### Exercise description
Transcribe all of the material below word for word and leave out its pictures.
== Material for this task ==
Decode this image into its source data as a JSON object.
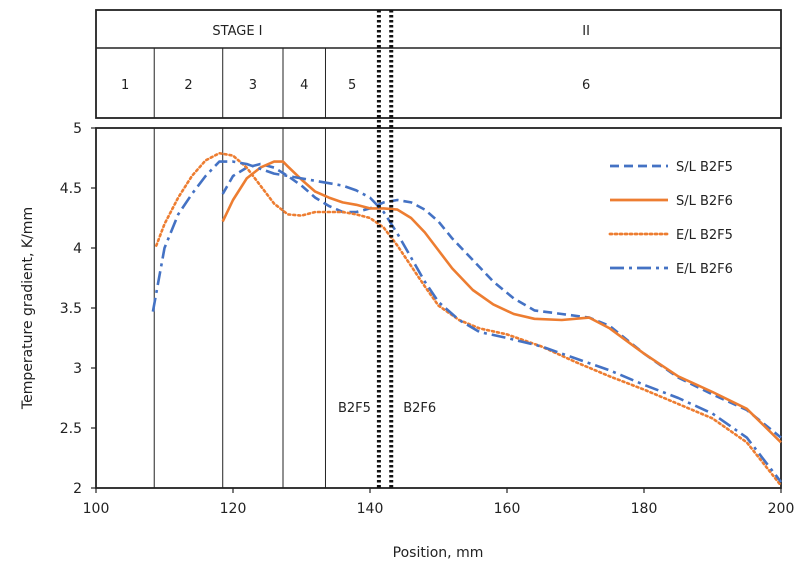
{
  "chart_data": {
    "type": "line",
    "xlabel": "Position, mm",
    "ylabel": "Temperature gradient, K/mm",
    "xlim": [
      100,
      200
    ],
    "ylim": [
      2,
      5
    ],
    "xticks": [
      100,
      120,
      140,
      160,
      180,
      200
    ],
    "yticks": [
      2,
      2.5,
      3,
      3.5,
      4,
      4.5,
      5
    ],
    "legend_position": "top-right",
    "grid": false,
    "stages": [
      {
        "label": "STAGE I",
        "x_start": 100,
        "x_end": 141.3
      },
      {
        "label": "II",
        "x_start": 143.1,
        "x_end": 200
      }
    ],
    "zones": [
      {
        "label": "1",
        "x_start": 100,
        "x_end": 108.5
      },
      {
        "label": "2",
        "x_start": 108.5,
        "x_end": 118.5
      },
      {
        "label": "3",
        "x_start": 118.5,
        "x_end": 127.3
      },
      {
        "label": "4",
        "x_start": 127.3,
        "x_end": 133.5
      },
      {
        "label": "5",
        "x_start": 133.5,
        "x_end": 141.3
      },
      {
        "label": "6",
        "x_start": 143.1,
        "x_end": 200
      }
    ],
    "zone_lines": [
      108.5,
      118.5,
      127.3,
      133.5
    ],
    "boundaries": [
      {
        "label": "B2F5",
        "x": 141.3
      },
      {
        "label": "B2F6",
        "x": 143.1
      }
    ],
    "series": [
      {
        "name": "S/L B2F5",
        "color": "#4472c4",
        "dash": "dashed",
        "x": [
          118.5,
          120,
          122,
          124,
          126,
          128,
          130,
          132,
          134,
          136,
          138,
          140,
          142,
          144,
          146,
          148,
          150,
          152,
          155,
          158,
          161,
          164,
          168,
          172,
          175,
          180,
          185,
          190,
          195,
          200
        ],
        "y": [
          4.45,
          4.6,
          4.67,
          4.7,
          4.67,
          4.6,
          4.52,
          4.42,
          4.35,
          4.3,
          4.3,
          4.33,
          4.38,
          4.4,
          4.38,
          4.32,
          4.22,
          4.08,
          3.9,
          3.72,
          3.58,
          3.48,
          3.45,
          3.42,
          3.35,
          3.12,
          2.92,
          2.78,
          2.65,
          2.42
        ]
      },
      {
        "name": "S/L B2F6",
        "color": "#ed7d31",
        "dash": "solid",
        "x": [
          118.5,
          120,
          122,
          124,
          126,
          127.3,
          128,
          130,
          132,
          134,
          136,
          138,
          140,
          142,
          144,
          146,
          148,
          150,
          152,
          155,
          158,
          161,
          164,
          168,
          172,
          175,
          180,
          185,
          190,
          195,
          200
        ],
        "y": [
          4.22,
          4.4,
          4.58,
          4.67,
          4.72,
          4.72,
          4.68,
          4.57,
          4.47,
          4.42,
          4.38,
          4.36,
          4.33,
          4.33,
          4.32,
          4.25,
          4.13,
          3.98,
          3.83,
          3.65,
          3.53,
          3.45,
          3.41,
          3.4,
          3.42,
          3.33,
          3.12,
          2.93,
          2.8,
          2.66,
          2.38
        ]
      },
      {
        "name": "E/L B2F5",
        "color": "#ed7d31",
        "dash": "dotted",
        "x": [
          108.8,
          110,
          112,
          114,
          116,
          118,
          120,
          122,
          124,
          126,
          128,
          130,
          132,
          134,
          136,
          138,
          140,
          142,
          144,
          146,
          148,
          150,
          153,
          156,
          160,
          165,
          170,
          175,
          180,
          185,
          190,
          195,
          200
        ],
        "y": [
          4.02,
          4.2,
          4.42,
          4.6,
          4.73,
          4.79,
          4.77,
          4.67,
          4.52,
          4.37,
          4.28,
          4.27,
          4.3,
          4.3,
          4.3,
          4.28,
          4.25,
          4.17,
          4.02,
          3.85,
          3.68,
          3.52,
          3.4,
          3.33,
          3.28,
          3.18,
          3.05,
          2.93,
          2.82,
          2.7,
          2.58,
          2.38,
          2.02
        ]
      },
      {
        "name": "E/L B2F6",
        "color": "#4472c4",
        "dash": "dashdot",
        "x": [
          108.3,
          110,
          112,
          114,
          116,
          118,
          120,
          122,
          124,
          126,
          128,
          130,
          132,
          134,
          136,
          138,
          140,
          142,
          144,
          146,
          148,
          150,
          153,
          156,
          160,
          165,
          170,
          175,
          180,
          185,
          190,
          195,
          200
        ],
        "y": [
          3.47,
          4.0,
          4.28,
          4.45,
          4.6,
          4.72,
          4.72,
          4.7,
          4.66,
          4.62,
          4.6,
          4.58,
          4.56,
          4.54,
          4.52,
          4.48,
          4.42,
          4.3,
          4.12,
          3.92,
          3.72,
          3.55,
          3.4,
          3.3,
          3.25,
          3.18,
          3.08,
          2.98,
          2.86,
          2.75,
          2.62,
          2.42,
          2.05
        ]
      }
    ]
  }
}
===
### Full solution
Decode this image into its source data as a JSON object.
{
  "chart_data": {
    "type": "line",
    "xlabel": "Position, mm",
    "ylabel": "Temperature gradient, K/mm",
    "xlim": [
      100,
      200
    ],
    "ylim": [
      2,
      5
    ],
    "xticks": [
      100,
      120,
      140,
      160,
      180,
      200
    ],
    "yticks": [
      2,
      2.5,
      3,
      3.5,
      4,
      4.5,
      5
    ],
    "legend_position": "top-right",
    "grid": false,
    "stages": [
      {
        "label": "STAGE I",
        "x_start": 100,
        "x_end": 141.3
      },
      {
        "label": "II",
        "x_start": 143.1,
        "x_end": 200
      }
    ],
    "zones": [
      {
        "label": "1",
        "x_start": 100,
        "x_end": 108.5
      },
      {
        "label": "2",
        "x_start": 108.5,
        "x_end": 118.5
      },
      {
        "label": "3",
        "x_start": 118.5,
        "x_end": 127.3
      },
      {
        "label": "4",
        "x_start": 127.3,
        "x_end": 133.5
      },
      {
        "label": "5",
        "x_start": 133.5,
        "x_end": 141.3
      },
      {
        "label": "6",
        "x_start": 143.1,
        "x_end": 200
      }
    ],
    "zone_lines": [
      108.5,
      118.5,
      127.3,
      133.5
    ],
    "boundaries": [
      {
        "label": "B2F5",
        "x": 141.3
      },
      {
        "label": "B2F6",
        "x": 143.1
      }
    ],
    "series": [
      {
        "name": "S/L B2F5",
        "color": "#4472c4",
        "dash": "dashed",
        "x": [
          118.5,
          120,
          122,
          124,
          126,
          128,
          130,
          132,
          134,
          136,
          138,
          140,
          142,
          144,
          146,
          148,
          150,
          152,
          155,
          158,
          161,
          164,
          168,
          172,
          175,
          180,
          185,
          190,
          195,
          200
        ],
        "y": [
          4.45,
          4.6,
          4.67,
          4.7,
          4.67,
          4.6,
          4.52,
          4.42,
          4.35,
          4.3,
          4.3,
          4.33,
          4.38,
          4.4,
          4.38,
          4.32,
          4.22,
          4.08,
          3.9,
          3.72,
          3.58,
          3.48,
          3.45,
          3.42,
          3.35,
          3.12,
          2.92,
          2.78,
          2.65,
          2.42
        ]
      },
      {
        "name": "S/L B2F6",
        "color": "#ed7d31",
        "dash": "solid",
        "x": [
          118.5,
          120,
          122,
          124,
          126,
          127.3,
          128,
          130,
          132,
          134,
          136,
          138,
          140,
          142,
          144,
          146,
          148,
          150,
          152,
          155,
          158,
          161,
          164,
          168,
          172,
          175,
          180,
          185,
          190,
          195,
          200
        ],
        "y": [
          4.22,
          4.4,
          4.58,
          4.67,
          4.72,
          4.72,
          4.68,
          4.57,
          4.47,
          4.42,
          4.38,
          4.36,
          4.33,
          4.33,
          4.32,
          4.25,
          4.13,
          3.98,
          3.83,
          3.65,
          3.53,
          3.45,
          3.41,
          3.4,
          3.42,
          3.33,
          3.12,
          2.93,
          2.8,
          2.66,
          2.38
        ]
      },
      {
        "name": "E/L B2F5",
        "color": "#ed7d31",
        "dash": "dotted",
        "x": [
          108.8,
          110,
          112,
          114,
          116,
          118,
          120,
          122,
          124,
          126,
          128,
          130,
          132,
          134,
          136,
          138,
          140,
          142,
          144,
          146,
          148,
          150,
          153,
          156,
          160,
          165,
          170,
          175,
          180,
          185,
          190,
          195,
          200
        ],
        "y": [
          4.02,
          4.2,
          4.42,
          4.6,
          4.73,
          4.79,
          4.77,
          4.67,
          4.52,
          4.37,
          4.28,
          4.27,
          4.3,
          4.3,
          4.3,
          4.28,
          4.25,
          4.17,
          4.02,
          3.85,
          3.68,
          3.52,
          3.4,
          3.33,
          3.28,
          3.18,
          3.05,
          2.93,
          2.82,
          2.7,
          2.58,
          2.38,
          2.02
        ]
      },
      {
        "name": "E/L B2F6",
        "color": "#4472c4",
        "dash": "dashdot",
        "x": [
          108.3,
          110,
          112,
          114,
          116,
          118,
          120,
          122,
          124,
          126,
          128,
          130,
          132,
          134,
          136,
          138,
          140,
          142,
          144,
          146,
          148,
          150,
          153,
          156,
          160,
          165,
          170,
          175,
          180,
          185,
          190,
          195,
          200
        ],
        "y": [
          3.47,
          4.0,
          4.28,
          4.45,
          4.6,
          4.72,
          4.72,
          4.7,
          4.66,
          4.62,
          4.6,
          4.58,
          4.56,
          4.54,
          4.52,
          4.48,
          4.42,
          4.3,
          4.12,
          3.92,
          3.72,
          3.55,
          3.4,
          3.3,
          3.25,
          3.18,
          3.08,
          2.98,
          2.86,
          2.75,
          2.62,
          2.42,
          2.05
        ]
      }
    ]
  }
}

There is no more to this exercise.